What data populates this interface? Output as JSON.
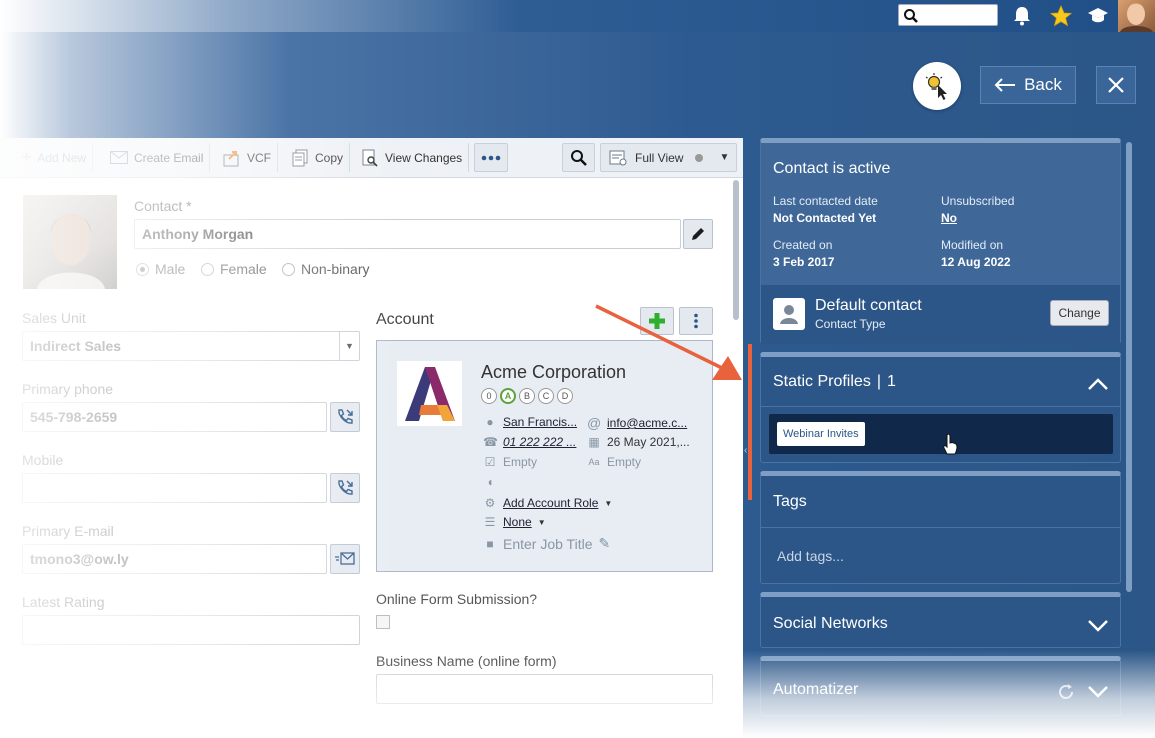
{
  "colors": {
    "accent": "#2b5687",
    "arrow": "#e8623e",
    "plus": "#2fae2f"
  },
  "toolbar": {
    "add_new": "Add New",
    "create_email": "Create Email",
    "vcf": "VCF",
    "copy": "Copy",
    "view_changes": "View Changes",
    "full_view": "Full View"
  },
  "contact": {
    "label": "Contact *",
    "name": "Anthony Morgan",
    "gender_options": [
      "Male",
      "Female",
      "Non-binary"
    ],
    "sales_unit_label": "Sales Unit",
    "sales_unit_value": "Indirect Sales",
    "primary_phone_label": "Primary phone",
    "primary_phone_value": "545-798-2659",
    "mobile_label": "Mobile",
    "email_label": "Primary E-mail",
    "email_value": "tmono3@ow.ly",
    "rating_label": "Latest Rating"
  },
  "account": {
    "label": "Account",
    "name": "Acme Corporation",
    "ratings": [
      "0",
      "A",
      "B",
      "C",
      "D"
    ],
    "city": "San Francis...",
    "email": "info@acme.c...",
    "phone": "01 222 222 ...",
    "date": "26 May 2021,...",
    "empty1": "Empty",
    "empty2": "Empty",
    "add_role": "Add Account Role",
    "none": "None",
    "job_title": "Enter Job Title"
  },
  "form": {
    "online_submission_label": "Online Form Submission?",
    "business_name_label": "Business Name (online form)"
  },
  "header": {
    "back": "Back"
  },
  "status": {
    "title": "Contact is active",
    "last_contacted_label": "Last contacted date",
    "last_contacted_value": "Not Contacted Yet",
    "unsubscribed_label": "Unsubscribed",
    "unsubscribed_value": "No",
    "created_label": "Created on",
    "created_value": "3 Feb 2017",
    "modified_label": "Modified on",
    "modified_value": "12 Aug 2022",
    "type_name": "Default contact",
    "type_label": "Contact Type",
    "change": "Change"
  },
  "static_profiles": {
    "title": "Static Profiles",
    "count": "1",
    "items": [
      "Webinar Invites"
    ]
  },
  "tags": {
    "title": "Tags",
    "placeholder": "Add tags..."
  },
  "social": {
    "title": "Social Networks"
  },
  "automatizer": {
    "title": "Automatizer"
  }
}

◆ ◆ ◆ ◆ ◆ ◆ ◆

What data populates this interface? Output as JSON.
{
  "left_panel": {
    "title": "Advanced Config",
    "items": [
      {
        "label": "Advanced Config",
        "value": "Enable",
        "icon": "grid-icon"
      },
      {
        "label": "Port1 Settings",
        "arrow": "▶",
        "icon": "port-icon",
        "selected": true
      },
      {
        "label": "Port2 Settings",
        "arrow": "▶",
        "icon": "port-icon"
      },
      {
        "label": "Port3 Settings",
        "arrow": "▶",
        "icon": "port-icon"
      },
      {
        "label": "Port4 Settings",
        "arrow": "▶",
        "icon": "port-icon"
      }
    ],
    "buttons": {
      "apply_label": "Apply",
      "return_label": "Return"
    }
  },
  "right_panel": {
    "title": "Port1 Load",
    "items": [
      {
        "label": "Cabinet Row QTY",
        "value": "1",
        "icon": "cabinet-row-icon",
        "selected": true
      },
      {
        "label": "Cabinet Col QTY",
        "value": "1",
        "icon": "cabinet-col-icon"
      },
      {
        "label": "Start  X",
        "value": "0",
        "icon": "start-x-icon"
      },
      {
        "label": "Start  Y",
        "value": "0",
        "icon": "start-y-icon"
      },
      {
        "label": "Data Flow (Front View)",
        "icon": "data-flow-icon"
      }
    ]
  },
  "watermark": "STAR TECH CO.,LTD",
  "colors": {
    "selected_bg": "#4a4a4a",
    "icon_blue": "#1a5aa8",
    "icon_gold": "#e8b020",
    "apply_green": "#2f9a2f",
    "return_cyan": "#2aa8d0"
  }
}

◆ ◆ ◆ ◆ ◆ ◆ ◆

Report how many lines include the word "Settings". Give nothing but the number.

_SOLUTION TO THIS TASK_. 4